= STATED EXERCISE =
Looking at the data below, count the lines that contain the string "index". Write only the total.

(Figure contents as structured data)
* Begin *

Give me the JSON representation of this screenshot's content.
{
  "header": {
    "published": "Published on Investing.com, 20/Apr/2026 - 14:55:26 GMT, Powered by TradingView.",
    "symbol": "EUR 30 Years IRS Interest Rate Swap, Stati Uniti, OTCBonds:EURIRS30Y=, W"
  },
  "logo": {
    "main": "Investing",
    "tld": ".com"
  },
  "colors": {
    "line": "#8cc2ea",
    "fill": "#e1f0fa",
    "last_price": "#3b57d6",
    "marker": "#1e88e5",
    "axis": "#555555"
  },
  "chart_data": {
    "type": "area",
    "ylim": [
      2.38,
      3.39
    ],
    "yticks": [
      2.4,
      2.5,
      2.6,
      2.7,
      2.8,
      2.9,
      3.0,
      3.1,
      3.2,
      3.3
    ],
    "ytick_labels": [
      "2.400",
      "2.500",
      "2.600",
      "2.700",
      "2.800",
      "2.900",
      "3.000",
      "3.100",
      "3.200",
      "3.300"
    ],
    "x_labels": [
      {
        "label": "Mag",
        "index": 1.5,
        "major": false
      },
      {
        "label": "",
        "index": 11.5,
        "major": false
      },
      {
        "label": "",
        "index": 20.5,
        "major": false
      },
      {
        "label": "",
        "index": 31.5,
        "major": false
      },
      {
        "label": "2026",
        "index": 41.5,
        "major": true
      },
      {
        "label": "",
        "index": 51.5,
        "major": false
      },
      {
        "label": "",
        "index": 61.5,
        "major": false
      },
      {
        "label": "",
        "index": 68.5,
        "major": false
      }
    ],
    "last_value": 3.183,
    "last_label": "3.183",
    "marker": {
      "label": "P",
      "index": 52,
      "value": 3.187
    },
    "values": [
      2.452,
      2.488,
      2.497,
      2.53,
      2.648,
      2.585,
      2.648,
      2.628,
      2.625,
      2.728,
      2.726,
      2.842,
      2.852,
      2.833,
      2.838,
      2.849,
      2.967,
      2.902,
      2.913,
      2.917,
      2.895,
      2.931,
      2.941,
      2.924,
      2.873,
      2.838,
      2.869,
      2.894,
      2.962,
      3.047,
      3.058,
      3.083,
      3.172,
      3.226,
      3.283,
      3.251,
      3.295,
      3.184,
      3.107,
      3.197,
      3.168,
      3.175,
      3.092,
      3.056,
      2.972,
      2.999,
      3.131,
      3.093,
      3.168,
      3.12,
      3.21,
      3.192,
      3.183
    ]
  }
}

* End *

= THE REPLY =
9